• **TASK DIRECTIONS**
Find and return each line containing "Number".

• **EXERCISE DATA**

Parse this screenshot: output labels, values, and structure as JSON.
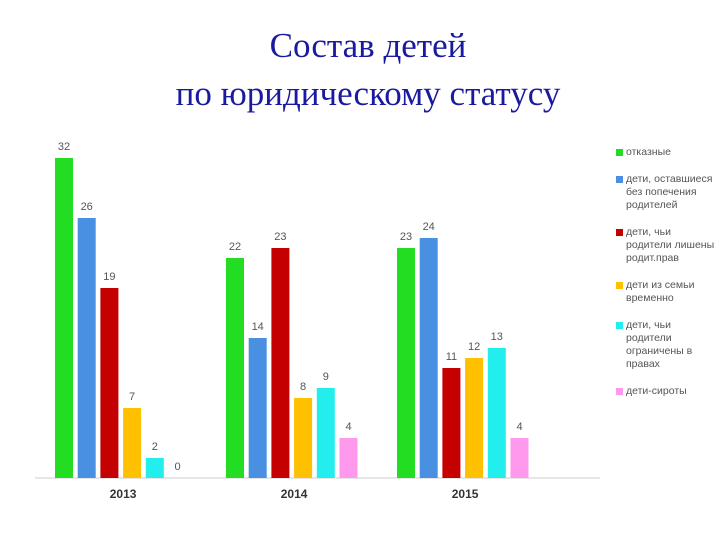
{
  "chart_data": {
    "type": "bar",
    "title": "Состав детей\nпо юридическому статусу",
    "categories": [
      "2013",
      "2014",
      "2015"
    ],
    "series": [
      {
        "name": "отказные",
        "color": "#22dd22",
        "values": [
          32,
          22,
          23
        ]
      },
      {
        "name": "дети, оставшиеся без попечения родителей",
        "color": "#4a90e2",
        "values": [
          26,
          14,
          24
        ]
      },
      {
        "name": "дети, чьи родители лишены родит.прав",
        "color": "#c40000",
        "values": [
          19,
          23,
          11
        ]
      },
      {
        "name": "дети из семьи временно",
        "color": "#ffc000",
        "values": [
          7,
          8,
          12
        ]
      },
      {
        "name": "дети, чьи родители ограничены в правах",
        "color": "#22eeee",
        "values": [
          2,
          9,
          13
        ]
      },
      {
        "name": "дети-сироты",
        "color": "#ff99ee",
        "values": [
          0,
          4,
          4
        ]
      }
    ],
    "ylim": [
      0,
      32
    ],
    "legend": "right"
  }
}
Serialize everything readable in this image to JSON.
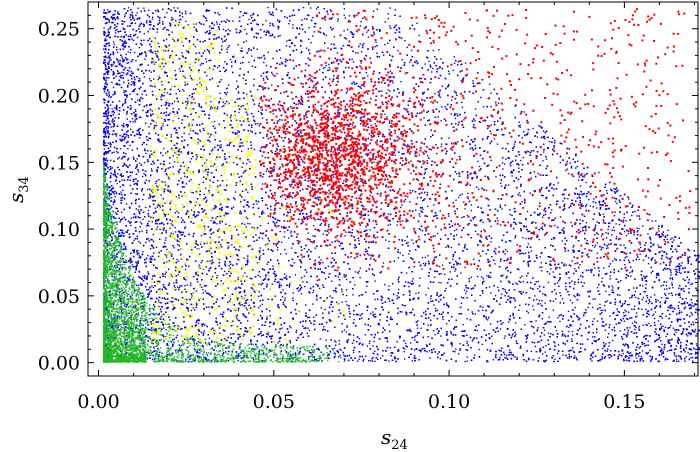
{
  "chart_data": {
    "type": "scatter",
    "xlabel": "s",
    "xlabel_sub": "24",
    "ylabel": "s",
    "ylabel_sub": "34",
    "xlim": [
      -0.003,
      0.171
    ],
    "ylim": [
      -0.01,
      0.27
    ],
    "x_ticks": [
      0.0,
      0.05,
      0.1,
      0.15
    ],
    "x_tick_labels": [
      "0.00",
      "0.05",
      "0.10",
      "0.15"
    ],
    "y_ticks": [
      0.0,
      0.05,
      0.1,
      0.15,
      0.2,
      0.25
    ],
    "y_tick_labels": [
      "0.00",
      "0.05",
      "0.10",
      "0.15",
      "0.20",
      "0.25"
    ],
    "grid": false,
    "legend": "none",
    "series": [
      {
        "color": "#0000ff",
        "description_points": [
          [
            0.002,
            0.001
          ],
          [
            0.002,
            0.265
          ],
          [
            0.04,
            0.265
          ],
          [
            0.09,
            0.26
          ],
          [
            0.12,
            0.22
          ],
          [
            0.15,
            0.15
          ],
          [
            0.17,
            0.1
          ],
          [
            0.17,
            0.02
          ],
          [
            0.12,
            0.005
          ],
          [
            0.06,
            0.004
          ]
        ]
      },
      {
        "color": "#22bb22",
        "description_points": [
          [
            0.002,
            0.0
          ],
          [
            0.003,
            0.15
          ],
          [
            0.006,
            0.1
          ],
          [
            0.01,
            0.05
          ],
          [
            0.02,
            0.015
          ],
          [
            0.04,
            0.006
          ],
          [
            0.07,
            0.003
          ]
        ]
      },
      {
        "color": "#ff0000",
        "description_points": [
          [
            0.048,
            0.14
          ],
          [
            0.055,
            0.2
          ],
          [
            0.065,
            0.15
          ],
          [
            0.08,
            0.17
          ],
          [
            0.095,
            0.24
          ],
          [
            0.11,
            0.09
          ],
          [
            0.13,
            0.12
          ],
          [
            0.16,
            0.21
          ]
        ]
      },
      {
        "color": "#ffff00",
        "description_points": [
          [
            0.015,
            0.12
          ],
          [
            0.02,
            0.06
          ],
          [
            0.025,
            0.18
          ],
          [
            0.03,
            0.22
          ],
          [
            0.035,
            0.24
          ],
          [
            0.04,
            0.1
          ],
          [
            0.045,
            0.08
          ],
          [
            0.05,
            0.04
          ],
          [
            0.06,
            0.12
          ]
        ]
      }
    ]
  }
}
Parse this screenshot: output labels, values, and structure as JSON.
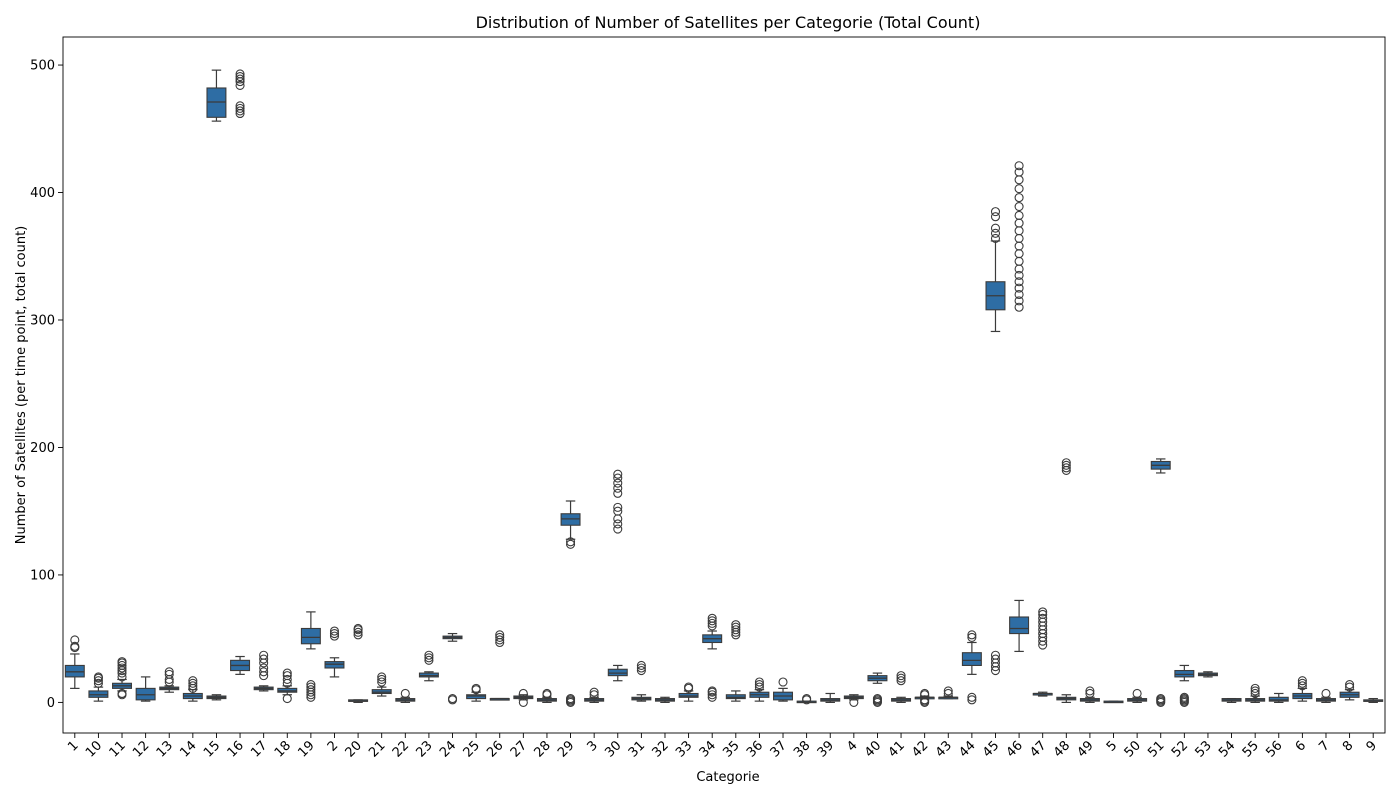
{
  "chart_data": {
    "type": "box",
    "title": "Distribution of Number of Satellites per Categorie (Total Count)",
    "xlabel": "Categorie",
    "ylabel": "Number of Satellites (per time point, total count)",
    "ylim": [
      -24,
      522
    ],
    "yticks": [
      0,
      100,
      200,
      300,
      400,
      500
    ],
    "grid": false,
    "legend": "none",
    "box_color": "#2e6da4",
    "line_color": "#3b3b3b",
    "series": [
      {
        "category": "1",
        "whislo": 11,
        "q1": 20,
        "med": 24,
        "q3": 29,
        "whishi": 38,
        "fliers": [
          43,
          44,
          49
        ]
      },
      {
        "category": "10",
        "whislo": 1,
        "q1": 4,
        "med": 6,
        "q3": 9,
        "whishi": 12,
        "fliers": [
          15,
          17,
          19,
          20
        ]
      },
      {
        "category": "11",
        "whislo": 9,
        "q1": 11,
        "med": 13,
        "q3": 15,
        "whishi": 18,
        "fliers": [
          6,
          7,
          20,
          23,
          25,
          27,
          29,
          31,
          32
        ]
      },
      {
        "category": "12",
        "whislo": 1,
        "q1": 2,
        "med": 6,
        "q3": 11,
        "whishi": 20,
        "fliers": []
      },
      {
        "category": "13",
        "whislo": 8,
        "q1": 10,
        "med": 11,
        "q3": 12,
        "whishi": 13,
        "fliers": [
          16,
          18,
          22,
          24
        ]
      },
      {
        "category": "14",
        "whislo": 1,
        "q1": 3,
        "med": 5,
        "q3": 7,
        "whishi": 10,
        "fliers": [
          11,
          13,
          15,
          17
        ]
      },
      {
        "category": "15",
        "whislo": 2,
        "q1": 3,
        "med": 4,
        "q3": 5,
        "whishi": 6,
        "fliers": []
      },
      {
        "category": "15",
        "whislo": 456,
        "q1": 459,
        "med": 471,
        "q3": 482,
        "whishi": 496,
        "fliers": []
      },
      {
        "category": "16",
        "whislo": 22,
        "q1": 25,
        "med": 29,
        "q3": 33,
        "whishi": 36,
        "fliers": []
      },
      {
        "category": "16",
        "whislo": 0,
        "q1": 0,
        "med": 0,
        "q3": 0,
        "whishi": 0,
        "fliers": [
          462,
          464,
          466,
          468,
          484,
          487,
          489,
          491,
          493
        ]
      },
      {
        "category": "17",
        "whislo": 9,
        "q1": 10,
        "med": 11,
        "q3": 12,
        "whishi": 13,
        "fliers": [
          21,
          24,
          27,
          31,
          34,
          37
        ]
      },
      {
        "category": "18",
        "whislo": 6,
        "q1": 8,
        "med": 9,
        "q3": 11,
        "whishi": 13,
        "fliers": [
          3,
          15,
          18,
          21,
          23
        ]
      },
      {
        "category": "19",
        "whislo": 42,
        "q1": 46,
        "med": 51,
        "q3": 58,
        "whishi": 71,
        "fliers": [
          4,
          6,
          8,
          10,
          12,
          14
        ]
      },
      {
        "category": "2",
        "whislo": 20,
        "q1": 27,
        "med": 30,
        "q3": 32,
        "whishi": 35,
        "fliers": [
          52,
          54,
          56
        ]
      },
      {
        "category": "20",
        "whislo": 0,
        "q1": 1,
        "med": 1,
        "q3": 2,
        "whishi": 2,
        "fliers": [
          53,
          55,
          57,
          58
        ]
      },
      {
        "category": "21",
        "whislo": 5,
        "q1": 7,
        "med": 8,
        "q3": 10,
        "whishi": 12,
        "fliers": [
          16,
          18,
          20
        ]
      },
      {
        "category": "22",
        "whislo": 0,
        "q1": 1,
        "med": 2,
        "q3": 3,
        "whishi": 4,
        "fliers": [
          7
        ]
      },
      {
        "category": "23",
        "whislo": 17,
        "q1": 20,
        "med": 21,
        "q3": 23,
        "whishi": 24,
        "fliers": [
          33,
          35,
          37
        ]
      },
      {
        "category": "24",
        "whislo": 48,
        "q1": 50,
        "med": 51,
        "q3": 52,
        "whishi": 54,
        "fliers": [
          2,
          3
        ]
      },
      {
        "category": "25",
        "whislo": 1,
        "q1": 3,
        "med": 5,
        "q3": 6,
        "whishi": 8,
        "fliers": [
          10,
          11
        ]
      },
      {
        "category": "26",
        "whislo": 2,
        "q1": 2,
        "med": 3,
        "q3": 3,
        "whishi": 3,
        "fliers": [
          47,
          49,
          51,
          53
        ]
      },
      {
        "category": "27",
        "whislo": 2,
        "q1": 3,
        "med": 4,
        "q3": 5,
        "whishi": 6,
        "fliers": [
          0,
          7
        ]
      },
      {
        "category": "28",
        "whislo": 0,
        "q1": 1,
        "med": 2,
        "q3": 3,
        "whishi": 4,
        "fliers": [
          6,
          7
        ]
      },
      {
        "category": "29",
        "whislo": 128,
        "q1": 139,
        "med": 144,
        "q3": 148,
        "whishi": 158,
        "fliers": [
          0,
          1,
          2,
          3,
          124,
          126
        ]
      },
      {
        "category": "3",
        "whislo": 0,
        "q1": 1,
        "med": 2,
        "q3": 3,
        "whishi": 4,
        "fliers": [
          6,
          8
        ]
      },
      {
        "category": "30",
        "whislo": 17,
        "q1": 21,
        "med": 23,
        "q3": 26,
        "whishi": 29,
        "fliers": [
          136,
          140,
          144,
          150,
          153,
          164,
          168,
          172,
          176,
          179
        ]
      },
      {
        "category": "31",
        "whislo": 1,
        "q1": 2,
        "med": 3,
        "q3": 4,
        "whishi": 6,
        "fliers": [
          25,
          27,
          29
        ]
      },
      {
        "category": "32",
        "whislo": 0,
        "q1": 1,
        "med": 2,
        "q3": 3,
        "whishi": 4,
        "fliers": []
      },
      {
        "category": "33",
        "whislo": 1,
        "q1": 4,
        "med": 5,
        "q3": 7,
        "whishi": 9,
        "fliers": [
          11,
          12
        ]
      },
      {
        "category": "34",
        "whislo": 42,
        "q1": 47,
        "med": 50,
        "q3": 53,
        "whishi": 56,
        "fliers": [
          4,
          6,
          8,
          9,
          60,
          62,
          64,
          66
        ]
      },
      {
        "category": "35",
        "whislo": 1,
        "q1": 3,
        "med": 4,
        "q3": 6,
        "whishi": 9,
        "fliers": [
          53,
          55,
          57,
          59,
          61
        ]
      },
      {
        "category": "36",
        "whislo": 1,
        "q1": 4,
        "med": 6,
        "q3": 8,
        "whishi": 10,
        "fliers": [
          12,
          14,
          16
        ]
      },
      {
        "category": "37",
        "whislo": 1,
        "q1": 2,
        "med": 5,
        "q3": 8,
        "whishi": 11,
        "fliers": [
          16
        ]
      },
      {
        "category": "38",
        "whislo": 0,
        "q1": 0,
        "med": 0,
        "q3": 1,
        "whishi": 1,
        "fliers": [
          2,
          3
        ]
      },
      {
        "category": "39",
        "whislo": 0,
        "q1": 1,
        "med": 2,
        "q3": 3,
        "whishi": 7,
        "fliers": []
      },
      {
        "category": "4",
        "whislo": 2,
        "q1": 3,
        "med": 4,
        "q3": 5,
        "whishi": 6,
        "fliers": [
          0
        ]
      },
      {
        "category": "40",
        "whislo": 15,
        "q1": 17,
        "med": 19,
        "q3": 21,
        "whishi": 23,
        "fliers": [
          0,
          1,
          2,
          3
        ]
      },
      {
        "category": "41",
        "whislo": 0,
        "q1": 1,
        "med": 2,
        "q3": 3,
        "whishi": 4,
        "fliers": [
          17,
          19,
          21
        ]
      },
      {
        "category": "42",
        "whislo": 3,
        "q1": 3,
        "med": 4,
        "q3": 4,
        "whishi": 5,
        "fliers": [
          0,
          1,
          2,
          6,
          7
        ]
      },
      {
        "category": "43",
        "whislo": 3,
        "q1": 3,
        "med": 4,
        "q3": 4,
        "whishi": 5,
        "fliers": [
          7,
          9
        ]
      },
      {
        "category": "44",
        "whislo": 22,
        "q1": 29,
        "med": 33,
        "q3": 39,
        "whishi": 47,
        "fliers": [
          2,
          4,
          51,
          53
        ]
      },
      {
        "category": "45",
        "whislo": 291,
        "q1": 308,
        "med": 319,
        "q3": 330,
        "whishi": 362,
        "fliers": [
          364,
          368,
          372,
          381,
          385,
          25,
          28,
          31,
          34,
          37
        ]
      },
      {
        "category": "46",
        "whislo": 40,
        "q1": 54,
        "med": 58,
        "q3": 67,
        "whishi": 80,
        "fliers": [
          310,
          315,
          320,
          325,
          330,
          335,
          340,
          346,
          352,
          358,
          364,
          370,
          376,
          382,
          389,
          396,
          403,
          410,
          416,
          421
        ]
      },
      {
        "category": "47",
        "whislo": 5,
        "q1": 6,
        "med": 7,
        "q3": 7,
        "whishi": 8,
        "fliers": [
          45,
          48,
          51,
          54,
          57,
          60,
          63,
          66,
          69,
          71
        ]
      },
      {
        "category": "48",
        "whislo": 0,
        "q1": 2,
        "med": 3,
        "q3": 4,
        "whishi": 6,
        "fliers": [
          182,
          184,
          186,
          188
        ]
      },
      {
        "category": "49",
        "whislo": 0,
        "q1": 1,
        "med": 2,
        "q3": 3,
        "whishi": 4,
        "fliers": [
          7,
          9
        ]
      },
      {
        "category": "5",
        "whislo": 0,
        "q1": 0,
        "med": 0,
        "q3": 1,
        "whishi": 1,
        "fliers": []
      },
      {
        "category": "50",
        "whislo": 0,
        "q1": 1,
        "med": 2,
        "q3": 3,
        "whishi": 4,
        "fliers": [
          7
        ]
      },
      {
        "category": "51",
        "whislo": 180,
        "q1": 183,
        "med": 186,
        "q3": 189,
        "whishi": 191,
        "fliers": [
          0,
          1,
          2,
          3
        ]
      },
      {
        "category": "52",
        "whislo": 17,
        "q1": 20,
        "med": 22,
        "q3": 25,
        "whishi": 29,
        "fliers": [
          0,
          1,
          2,
          3,
          4
        ]
      },
      {
        "category": "53",
        "whislo": 20,
        "q1": 21,
        "med": 22,
        "q3": 23,
        "whishi": 24,
        "fliers": []
      },
      {
        "category": "54",
        "whislo": 0,
        "q1": 1,
        "med": 2,
        "q3": 3,
        "whishi": 3,
        "fliers": []
      },
      {
        "category": "55",
        "whislo": 0,
        "q1": 1,
        "med": 2,
        "q3": 3,
        "whishi": 5,
        "fliers": [
          7,
          9,
          11
        ]
      },
      {
        "category": "56",
        "whislo": 0,
        "q1": 1,
        "med": 2,
        "q3": 4,
        "whishi": 7,
        "fliers": []
      },
      {
        "category": "6",
        "whislo": 1,
        "q1": 3,
        "med": 5,
        "q3": 7,
        "whishi": 11,
        "fliers": [
          13,
          15,
          17
        ]
      },
      {
        "category": "7",
        "whislo": 0,
        "q1": 1,
        "med": 2,
        "q3": 3,
        "whishi": 4,
        "fliers": [
          7
        ]
      },
      {
        "category": "8",
        "whislo": 2,
        "q1": 4,
        "med": 6,
        "q3": 8,
        "whishi": 10,
        "fliers": [
          12,
          14
        ]
      },
      {
        "category": "9",
        "whislo": 0,
        "q1": 1,
        "med": 1,
        "q3": 2,
        "whishi": 3,
        "fliers": []
      }
    ]
  }
}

• **TASK SOLUTION**
    "title": "Distribution of Number of Satellites per Categorie (Total Count)",
    "ylabel": "Number of Satellites (per time point, total count)",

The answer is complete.